_Data excerpts_.
>> start

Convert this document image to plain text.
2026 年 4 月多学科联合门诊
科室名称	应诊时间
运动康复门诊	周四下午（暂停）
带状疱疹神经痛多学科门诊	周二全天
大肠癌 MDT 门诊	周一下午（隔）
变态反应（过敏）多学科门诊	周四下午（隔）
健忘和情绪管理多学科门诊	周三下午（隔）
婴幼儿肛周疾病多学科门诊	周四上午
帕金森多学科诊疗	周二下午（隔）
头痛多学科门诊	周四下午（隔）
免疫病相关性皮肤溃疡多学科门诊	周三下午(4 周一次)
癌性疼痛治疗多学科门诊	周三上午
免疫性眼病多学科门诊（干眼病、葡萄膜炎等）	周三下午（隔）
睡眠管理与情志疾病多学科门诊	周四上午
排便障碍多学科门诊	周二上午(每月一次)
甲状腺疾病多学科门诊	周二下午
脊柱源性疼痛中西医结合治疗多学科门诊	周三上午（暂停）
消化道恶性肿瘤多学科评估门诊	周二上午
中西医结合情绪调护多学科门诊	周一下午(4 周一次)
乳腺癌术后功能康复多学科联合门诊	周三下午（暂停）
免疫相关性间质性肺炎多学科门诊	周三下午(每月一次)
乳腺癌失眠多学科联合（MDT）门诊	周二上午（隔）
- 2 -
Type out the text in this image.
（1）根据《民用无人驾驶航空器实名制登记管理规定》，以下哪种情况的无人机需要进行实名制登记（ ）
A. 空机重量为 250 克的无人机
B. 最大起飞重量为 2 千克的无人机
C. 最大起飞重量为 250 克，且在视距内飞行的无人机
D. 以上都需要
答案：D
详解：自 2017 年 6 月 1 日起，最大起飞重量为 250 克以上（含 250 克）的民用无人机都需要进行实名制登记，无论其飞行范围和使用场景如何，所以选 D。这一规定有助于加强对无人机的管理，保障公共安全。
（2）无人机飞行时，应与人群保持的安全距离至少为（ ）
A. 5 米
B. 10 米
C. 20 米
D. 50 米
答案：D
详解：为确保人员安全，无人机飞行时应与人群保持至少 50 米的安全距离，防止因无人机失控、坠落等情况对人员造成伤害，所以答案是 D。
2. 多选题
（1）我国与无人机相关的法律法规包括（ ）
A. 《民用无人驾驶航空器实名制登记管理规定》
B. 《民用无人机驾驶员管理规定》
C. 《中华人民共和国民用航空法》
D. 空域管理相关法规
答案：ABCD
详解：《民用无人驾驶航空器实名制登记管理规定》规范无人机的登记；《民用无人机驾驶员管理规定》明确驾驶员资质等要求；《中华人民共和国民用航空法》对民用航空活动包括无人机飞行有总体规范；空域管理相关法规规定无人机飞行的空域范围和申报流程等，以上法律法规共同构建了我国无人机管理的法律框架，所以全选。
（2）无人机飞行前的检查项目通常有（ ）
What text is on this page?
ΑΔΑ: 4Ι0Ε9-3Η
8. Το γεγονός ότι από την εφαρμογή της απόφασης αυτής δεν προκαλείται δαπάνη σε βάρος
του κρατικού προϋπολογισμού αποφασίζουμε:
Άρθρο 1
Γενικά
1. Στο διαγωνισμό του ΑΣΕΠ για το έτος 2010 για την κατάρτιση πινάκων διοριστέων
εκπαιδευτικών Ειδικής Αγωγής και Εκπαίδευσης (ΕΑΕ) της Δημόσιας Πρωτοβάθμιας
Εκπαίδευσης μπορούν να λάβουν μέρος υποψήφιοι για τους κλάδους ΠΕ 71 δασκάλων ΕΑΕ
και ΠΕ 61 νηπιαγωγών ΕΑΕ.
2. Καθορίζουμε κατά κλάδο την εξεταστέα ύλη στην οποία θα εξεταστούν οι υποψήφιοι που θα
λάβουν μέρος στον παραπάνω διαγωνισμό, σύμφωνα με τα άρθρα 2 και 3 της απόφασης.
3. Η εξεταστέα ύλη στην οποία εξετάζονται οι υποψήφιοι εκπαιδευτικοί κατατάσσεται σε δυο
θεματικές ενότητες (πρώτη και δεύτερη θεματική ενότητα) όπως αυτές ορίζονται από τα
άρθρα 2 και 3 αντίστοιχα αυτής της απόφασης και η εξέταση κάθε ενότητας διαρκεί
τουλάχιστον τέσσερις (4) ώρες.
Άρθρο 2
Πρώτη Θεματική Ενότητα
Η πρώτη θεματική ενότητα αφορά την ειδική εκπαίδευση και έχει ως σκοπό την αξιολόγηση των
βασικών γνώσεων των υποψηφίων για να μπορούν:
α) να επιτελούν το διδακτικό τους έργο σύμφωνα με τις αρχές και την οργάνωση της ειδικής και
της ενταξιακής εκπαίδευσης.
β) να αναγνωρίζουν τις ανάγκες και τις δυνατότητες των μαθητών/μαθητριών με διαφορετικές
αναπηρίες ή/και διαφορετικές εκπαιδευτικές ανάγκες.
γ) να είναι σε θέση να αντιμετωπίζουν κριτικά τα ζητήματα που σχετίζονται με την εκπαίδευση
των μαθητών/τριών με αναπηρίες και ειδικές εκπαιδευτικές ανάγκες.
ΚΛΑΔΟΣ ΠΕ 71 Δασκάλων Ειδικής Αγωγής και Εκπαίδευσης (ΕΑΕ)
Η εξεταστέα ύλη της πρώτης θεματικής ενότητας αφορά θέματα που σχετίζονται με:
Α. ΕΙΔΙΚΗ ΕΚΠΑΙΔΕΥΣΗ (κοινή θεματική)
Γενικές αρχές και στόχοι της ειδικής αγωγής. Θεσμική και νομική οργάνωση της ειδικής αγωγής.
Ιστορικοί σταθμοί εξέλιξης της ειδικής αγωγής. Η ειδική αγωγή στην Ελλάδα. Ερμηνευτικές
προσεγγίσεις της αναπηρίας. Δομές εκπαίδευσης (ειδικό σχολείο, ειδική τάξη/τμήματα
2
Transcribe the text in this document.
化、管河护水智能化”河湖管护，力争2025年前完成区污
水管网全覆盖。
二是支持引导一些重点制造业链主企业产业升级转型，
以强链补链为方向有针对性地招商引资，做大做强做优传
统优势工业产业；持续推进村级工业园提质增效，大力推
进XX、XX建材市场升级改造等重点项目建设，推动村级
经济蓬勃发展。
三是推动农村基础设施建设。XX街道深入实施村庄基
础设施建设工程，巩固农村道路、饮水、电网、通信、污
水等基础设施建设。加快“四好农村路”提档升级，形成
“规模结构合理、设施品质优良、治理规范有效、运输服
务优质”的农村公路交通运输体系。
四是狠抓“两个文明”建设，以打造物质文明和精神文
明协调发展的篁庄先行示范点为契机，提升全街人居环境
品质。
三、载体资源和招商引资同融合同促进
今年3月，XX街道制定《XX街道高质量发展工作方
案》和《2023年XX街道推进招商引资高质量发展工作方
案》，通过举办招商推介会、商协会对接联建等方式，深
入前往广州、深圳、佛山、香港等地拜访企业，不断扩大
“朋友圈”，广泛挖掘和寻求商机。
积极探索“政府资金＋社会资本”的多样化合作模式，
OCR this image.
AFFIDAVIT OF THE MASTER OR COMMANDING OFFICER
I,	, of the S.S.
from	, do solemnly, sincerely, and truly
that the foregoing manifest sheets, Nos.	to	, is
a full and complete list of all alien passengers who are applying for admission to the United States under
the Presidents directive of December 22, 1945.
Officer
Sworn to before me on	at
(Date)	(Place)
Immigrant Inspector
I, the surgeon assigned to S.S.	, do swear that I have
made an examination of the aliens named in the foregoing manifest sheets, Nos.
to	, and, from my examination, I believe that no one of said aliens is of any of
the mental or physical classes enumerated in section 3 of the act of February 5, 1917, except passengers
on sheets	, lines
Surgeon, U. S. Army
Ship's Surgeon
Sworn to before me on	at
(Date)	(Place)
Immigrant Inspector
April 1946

>> end

_PROBLEM STATEMENT_.
Count the lines above that contain the word "最大起飞重量为". Give only the number.

_IN RESPONSE_.
3